[Figure data in JSON]
☆ ☆ ☆

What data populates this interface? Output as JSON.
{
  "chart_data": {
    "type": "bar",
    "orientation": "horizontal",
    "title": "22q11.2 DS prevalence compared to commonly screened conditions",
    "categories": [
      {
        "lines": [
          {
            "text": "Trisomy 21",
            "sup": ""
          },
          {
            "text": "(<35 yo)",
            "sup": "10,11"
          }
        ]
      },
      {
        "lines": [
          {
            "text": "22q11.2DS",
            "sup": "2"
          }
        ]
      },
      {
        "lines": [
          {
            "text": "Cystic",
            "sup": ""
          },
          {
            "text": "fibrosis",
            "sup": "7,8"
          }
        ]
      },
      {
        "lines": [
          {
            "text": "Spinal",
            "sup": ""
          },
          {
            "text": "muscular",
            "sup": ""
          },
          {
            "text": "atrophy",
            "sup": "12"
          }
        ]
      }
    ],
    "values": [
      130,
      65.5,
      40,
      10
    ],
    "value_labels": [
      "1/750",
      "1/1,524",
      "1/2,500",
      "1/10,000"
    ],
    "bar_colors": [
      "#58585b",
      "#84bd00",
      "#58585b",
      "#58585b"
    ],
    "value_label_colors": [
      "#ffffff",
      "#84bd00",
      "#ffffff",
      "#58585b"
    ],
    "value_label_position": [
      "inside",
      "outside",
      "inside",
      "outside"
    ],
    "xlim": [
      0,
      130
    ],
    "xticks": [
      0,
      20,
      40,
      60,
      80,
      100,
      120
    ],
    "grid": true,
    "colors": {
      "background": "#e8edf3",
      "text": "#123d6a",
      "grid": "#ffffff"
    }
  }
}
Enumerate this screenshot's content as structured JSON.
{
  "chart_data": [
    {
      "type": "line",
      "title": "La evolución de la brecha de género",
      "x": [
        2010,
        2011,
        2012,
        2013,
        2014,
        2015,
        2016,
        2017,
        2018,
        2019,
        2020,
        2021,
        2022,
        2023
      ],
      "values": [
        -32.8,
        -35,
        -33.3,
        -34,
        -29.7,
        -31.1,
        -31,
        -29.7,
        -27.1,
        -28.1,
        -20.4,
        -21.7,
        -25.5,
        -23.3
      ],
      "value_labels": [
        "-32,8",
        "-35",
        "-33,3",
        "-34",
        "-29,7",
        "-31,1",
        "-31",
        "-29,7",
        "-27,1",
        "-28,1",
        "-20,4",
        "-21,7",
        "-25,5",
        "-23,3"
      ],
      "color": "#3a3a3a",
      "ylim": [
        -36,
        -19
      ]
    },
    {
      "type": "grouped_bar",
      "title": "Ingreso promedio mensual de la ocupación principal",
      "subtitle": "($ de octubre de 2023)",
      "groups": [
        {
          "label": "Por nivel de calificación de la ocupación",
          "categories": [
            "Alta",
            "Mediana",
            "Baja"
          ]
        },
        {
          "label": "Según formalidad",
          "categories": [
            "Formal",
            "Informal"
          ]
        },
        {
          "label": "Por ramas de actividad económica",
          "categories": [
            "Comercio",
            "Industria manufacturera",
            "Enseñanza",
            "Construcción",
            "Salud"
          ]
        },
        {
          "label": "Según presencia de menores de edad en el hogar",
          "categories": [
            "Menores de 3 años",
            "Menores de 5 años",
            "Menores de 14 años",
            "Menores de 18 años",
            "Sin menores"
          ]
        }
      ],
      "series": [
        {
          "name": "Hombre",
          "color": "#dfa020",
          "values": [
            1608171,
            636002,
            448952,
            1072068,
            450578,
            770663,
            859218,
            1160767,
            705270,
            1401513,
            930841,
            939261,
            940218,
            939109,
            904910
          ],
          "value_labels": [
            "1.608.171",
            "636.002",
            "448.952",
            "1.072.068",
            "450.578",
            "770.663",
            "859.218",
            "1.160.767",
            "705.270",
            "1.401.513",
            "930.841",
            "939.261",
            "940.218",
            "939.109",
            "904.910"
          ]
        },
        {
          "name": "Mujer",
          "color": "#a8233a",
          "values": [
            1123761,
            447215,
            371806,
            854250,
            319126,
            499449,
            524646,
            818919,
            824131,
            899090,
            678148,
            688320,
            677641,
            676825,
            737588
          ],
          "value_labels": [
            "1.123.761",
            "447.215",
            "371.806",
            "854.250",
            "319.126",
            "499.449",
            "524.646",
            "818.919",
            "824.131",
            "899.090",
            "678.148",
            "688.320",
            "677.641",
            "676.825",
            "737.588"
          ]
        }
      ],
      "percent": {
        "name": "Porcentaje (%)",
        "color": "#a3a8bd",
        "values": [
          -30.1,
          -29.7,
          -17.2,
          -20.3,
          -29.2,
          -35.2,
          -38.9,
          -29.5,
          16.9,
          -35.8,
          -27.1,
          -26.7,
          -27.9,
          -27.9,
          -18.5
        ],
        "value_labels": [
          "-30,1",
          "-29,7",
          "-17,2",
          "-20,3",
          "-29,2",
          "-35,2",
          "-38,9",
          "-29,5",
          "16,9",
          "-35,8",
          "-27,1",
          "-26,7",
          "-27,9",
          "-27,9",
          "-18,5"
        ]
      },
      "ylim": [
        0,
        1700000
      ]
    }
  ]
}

☆ ☆ ☆

* _GIVEN TASK_:
Each entry above is to be printed again exactly.

* _COMPLETE OUTPUT_:
What data populates this interface? Output as JSON.
{
  "chart_data": {
    "type": "bar",
    "orientation": "horizontal",
    "title": "22q11.2 DS prevalence compared to commonly screened conditions",
    "categories": [
      {
        "lines": [
          {
            "text": "Trisomy 21",
            "sup": ""
          },
          {
            "text": "(<35 yo)",
            "sup": "10,11"
          }
        ]
      },
      {
        "lines": [
          {
            "text": "22q11.2DS",
            "sup": "2"
          }
        ]
      },
      {
        "lines": [
          {
            "text": "Cystic",
            "sup": ""
          },
          {
            "text": "fibrosis",
            "sup": "7,8"
          }
        ]
      },
      {
        "lines": [
          {
            "text": "Spinal",
            "sup": ""
          },
          {
            "text": "muscular",
            "sup": ""
          },
          {
            "text": "atrophy",
            "sup": "12"
          }
        ]
      }
    ],
    "values": [
      130,
      65.5,
      40,
      10
    ],
    "value_labels": [
      "1/750",
      "1/1,524",
      "1/2,500",
      "1/10,000"
    ],
    "bar_colors": [
      "#58585b",
      "#84bd00",
      "#58585b",
      "#58585b"
    ],
    "value_label_colors": [
      "#ffffff",
      "#84bd00",
      "#ffffff",
      "#58585b"
    ],
    "value_label_position": [
      "inside",
      "outside",
      "inside",
      "outside"
    ],
    "xlim": [
      0,
      130
    ],
    "xticks": [
      0,
      20,
      40,
      60,
      80,
      100,
      120
    ],
    "grid": true,
    "colors": {
      "background": "#e8edf3",
      "text": "#123d6a",
      "grid": "#ffffff"
    }
  }
}
Enumerate this screenshot's content as structured JSON.
{
  "chart_data": [
    {
      "type": "line",
      "title": "La evolución de la brecha de género",
      "x": [
        2010,
        2011,
        2012,
        2013,
        2014,
        2015,
        2016,
        2017,
        2018,
        2019,
        2020,
        2021,
        2022,
        2023
      ],
      "values": [
        -32.8,
        -35,
        -33.3,
        -34,
        -29.7,
        -31.1,
        -31,
        -29.7,
        -27.1,
        -28.1,
        -20.4,
        -21.7,
        -25.5,
        -23.3
      ],
      "value_labels": [
        "-32,8",
        "-35",
        "-33,3",
        "-34",
        "-29,7",
        "-31,1",
        "-31",
        "-29,7",
        "-27,1",
        "-28,1",
        "-20,4",
        "-21,7",
        "-25,5",
        "-23,3"
      ],
      "color": "#3a3a3a",
      "ylim": [
        -36,
        -19
      ]
    },
    {
      "type": "grouped_bar",
      "title": "Ingreso promedio mensual de la ocupación principal",
      "subtitle": "($ de octubre de 2023)",
      "groups": [
        {
          "label": "Por nivel de calificación de la ocupación",
          "categories": [
            "Alta",
            "Mediana",
            "Baja"
          ]
        },
        {
          "label": "Según formalidad",
          "categories": [
            "Formal",
            "Informal"
          ]
        },
        {
          "label": "Por ramas de actividad económica",
          "categories": [
            "Comercio",
            "Industria manufacturera",
            "Enseñanza",
            "Construcción",
            "Salud"
          ]
        },
        {
          "label": "Según presencia de menores de edad en el hogar",
          "categories": [
            "Menores de 3 años",
            "Menores de 5 años",
            "Menores de 14 años",
            "Menores de 18 años",
            "Sin menores"
          ]
        }
      ],
      "series": [
        {
          "name": "Hombre",
          "color": "#dfa020",
          "values": [
            1608171,
            636002,
            448952,
            1072068,
            450578,
            770663,
            859218,
            1160767,
            705270,
            1401513,
            930841,
            939261,
            940218,
            939109,
            904910
          ],
          "value_labels": [
            "1.608.171",
            "636.002",
            "448.952",
            "1.072.068",
            "450.578",
            "770.663",
            "859.218",
            "1.160.767",
            "705.270",
            "1.401.513",
            "930.841",
            "939.261",
            "940.218",
            "939.109",
            "904.910"
          ]
        },
        {
          "name": "Mujer",
          "color": "#a8233a",
          "values": [
            1123761,
            447215,
            371806,
            854250,
            319126,
            499449,
            524646,
            818919,
            824131,
            899090,
            678148,
            688320,
            677641,
            676825,
            737588
          ],
          "value_labels": [
            "1.123.761",
            "447.215",
            "371.806",
            "854.250",
            "319.126",
            "499.449",
            "524.646",
            "818.919",
            "824.131",
            "899.090",
            "678.148",
            "688.320",
            "677.641",
            "676.825",
            "737.588"
          ]
        }
      ],
      "percent": {
        "name": "Porcentaje (%)",
        "color": "#a3a8bd",
        "values": [
          -30.1,
          -29.7,
          -17.2,
          -20.3,
          -29.2,
          -35.2,
          -38.9,
          -29.5,
          16.9,
          -35.8,
          -27.1,
          -26.7,
          -27.9,
          -27.9,
          -18.5
        ],
        "value_labels": [
          "-30,1",
          "-29,7",
          "-17,2",
          "-20,3",
          "-29,2",
          "-35,2",
          "-38,9",
          "-29,5",
          "16,9",
          "-35,8",
          "-27,1",
          "-26,7",
          "-27,9",
          "-27,9",
          "-18,5"
        ]
      },
      "ylim": [
        0,
        1700000
      ]
    }
  ]
}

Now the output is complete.